Would you copy out the whole listing exactly as given?

Saved entries
┄┄┄┄┄┄

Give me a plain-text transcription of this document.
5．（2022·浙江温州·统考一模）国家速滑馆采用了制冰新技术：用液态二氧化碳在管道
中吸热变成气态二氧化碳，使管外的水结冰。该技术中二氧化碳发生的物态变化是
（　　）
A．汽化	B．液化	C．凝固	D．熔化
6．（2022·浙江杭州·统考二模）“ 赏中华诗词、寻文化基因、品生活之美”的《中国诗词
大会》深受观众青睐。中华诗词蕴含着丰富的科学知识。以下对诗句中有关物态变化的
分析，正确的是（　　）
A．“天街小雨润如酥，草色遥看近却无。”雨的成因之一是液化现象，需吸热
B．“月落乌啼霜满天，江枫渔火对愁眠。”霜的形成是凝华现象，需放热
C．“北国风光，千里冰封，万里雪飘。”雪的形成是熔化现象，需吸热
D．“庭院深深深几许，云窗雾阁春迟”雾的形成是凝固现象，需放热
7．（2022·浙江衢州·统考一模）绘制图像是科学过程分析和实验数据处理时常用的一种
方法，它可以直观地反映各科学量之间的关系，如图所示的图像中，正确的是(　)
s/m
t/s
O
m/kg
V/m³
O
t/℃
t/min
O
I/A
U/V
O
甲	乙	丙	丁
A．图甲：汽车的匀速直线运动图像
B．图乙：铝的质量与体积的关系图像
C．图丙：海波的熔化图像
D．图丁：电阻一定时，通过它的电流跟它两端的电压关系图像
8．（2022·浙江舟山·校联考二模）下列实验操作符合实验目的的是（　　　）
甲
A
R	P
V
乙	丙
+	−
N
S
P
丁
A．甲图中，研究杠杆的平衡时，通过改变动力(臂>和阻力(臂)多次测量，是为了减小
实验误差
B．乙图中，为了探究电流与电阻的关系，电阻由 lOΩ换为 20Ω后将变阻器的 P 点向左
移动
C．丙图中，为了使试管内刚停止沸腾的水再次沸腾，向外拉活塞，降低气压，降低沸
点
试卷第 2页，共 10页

┄┄┄┄┄┄

Solution for this exercise -
Give me a plain-text transcription of this document.
5．（2022·浙江温州·统考一模）国家速滑馆采用了制冰新技术：用液态二氧化碳在管道
中吸热变成气态二氧化碳，使管外的水结冰。该技术中二氧化碳发生的物态变化是
（　　）
A．汽化	B．液化	C．凝固	D．熔化
6．（2022·浙江杭州·统考二模）“ 赏中华诗词、寻文化基因、品生活之美”的《中国诗词
大会》深受观众青睐。中华诗词蕴含着丰富的科学知识。以下对诗句中有关物态变化的
分析，正确的是（　　）
A．“天街小雨润如酥，草色遥看近却无。”雨的成因之一是液化现象，需吸热
B．“月落乌啼霜满天，江枫渔火对愁眠。”霜的形成是凝华现象，需放热
C．“北国风光，千里冰封，万里雪飘。”雪的形成是熔化现象，需吸热
D．“庭院深深深几许，云窗雾阁春迟”雾的形成是凝固现象，需放热
7．（2022·浙江衢州·统考一模）绘制图像是科学过程分析和实验数据处理时常用的一种
方法，它可以直观地反映各科学量之间的关系，如图所示的图像中，正确的是(　)
s/m
t/s
O
m/kg
V/m³
O
t/℃
t/min
O
I/A
U/V
O
甲	乙	丙	丁
A．图甲：汽车的匀速直线运动图像
B．图乙：铝的质量与体积的关系图像
C．图丙：海波的熔化图像
D．图丁：电阻一定时，通过它的电流跟它两端的电压关系图像
8．（2022·浙江舟山·校联考二模）下列实验操作符合实验目的的是（　　　）
甲
A
R	P
V
乙	丙
+	−
N
S
P
丁
A．甲图中，研究杠杆的平衡时，通过改变动力(臂>和阻力(臂)多次测量，是为了减小
实验误差
B．乙图中，为了探究电流与电阻的关系，电阻由 lOΩ换为 20Ω后将变阻器的 P 点向左
移动
C．丙图中，为了使试管内刚停止沸腾的水再次沸腾，向外拉活塞，降低气压，降低沸
点
试卷第 2页，共 10页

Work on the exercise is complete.